Given problem
Skip the images. Copy the records exactly as written.

Records from a collection of figures
* BEGIN *

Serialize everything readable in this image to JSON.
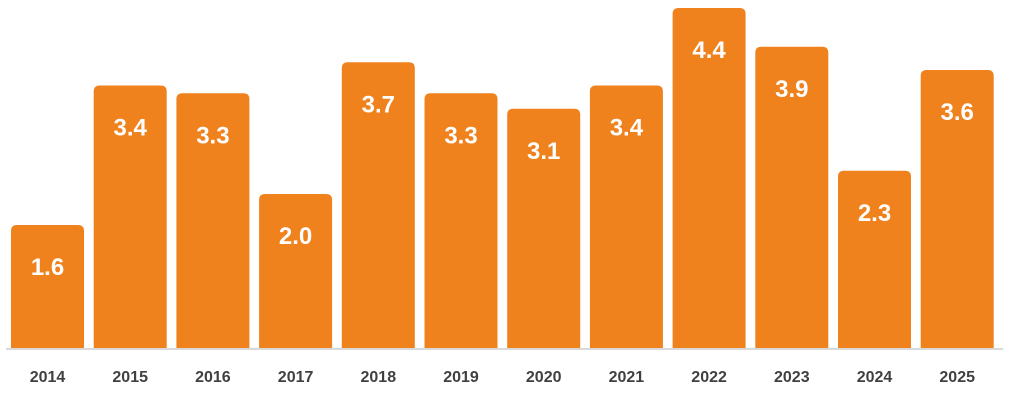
{
  "chart_data": {
    "type": "bar",
    "categories": [
      "2014",
      "2015",
      "2016",
      "2017",
      "2018",
      "2019",
      "2020",
      "2021",
      "2022",
      "2023",
      "2024",
      "2025"
    ],
    "values": [
      1.6,
      3.4,
      3.3,
      2.0,
      3.7,
      3.3,
      3.1,
      3.4,
      4.4,
      3.9,
      2.3,
      3.6
    ],
    "value_labels": [
      "1.6",
      "3.4",
      "3.3",
      "2.0",
      "3.7",
      "3.3",
      "3.1",
      "3.4",
      "4.4",
      "3.9",
      "2.3",
      "3.6"
    ],
    "bar_color": "#F0821E",
    "label_color": "#FFFFFF",
    "axis_color": "#D9D9D9",
    "tick_color": "#404040",
    "grid": false,
    "legend": "none"
  }
}
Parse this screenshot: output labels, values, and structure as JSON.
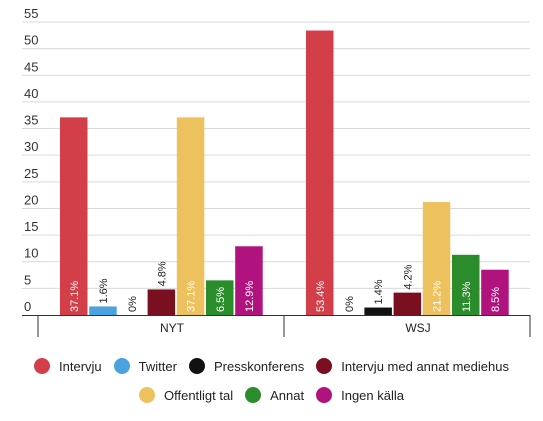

* END *

Exercise response
Serialize everything readable in this image to JSON.
{
  "chart_data": {
    "type": "bar",
    "categories": [
      "2014",
      "2015",
      "2016",
      "2017",
      "2018",
      "2019",
      "2020",
      "2021",
      "2022",
      "2023",
      "2024",
      "2025"
    ],
    "values": [
      1.6,
      3.4,
      3.3,
      2.0,
      3.7,
      3.3,
      3.1,
      3.4,
      4.4,
      3.9,
      2.3,
      3.6
    ],
    "value_labels": [
      "1.6",
      "3.4",
      "3.3",
      "2.0",
      "3.7",
      "3.3",
      "3.1",
      "3.4",
      "4.4",
      "3.9",
      "2.3",
      "3.6"
    ],
    "bar_color": "#F0821E",
    "label_color": "#FFFFFF",
    "axis_color": "#D9D9D9",
    "tick_color": "#404040",
    "grid": false,
    "legend": "none"
  }
}
Parse this screenshot: output labels, values, and structure as JSON.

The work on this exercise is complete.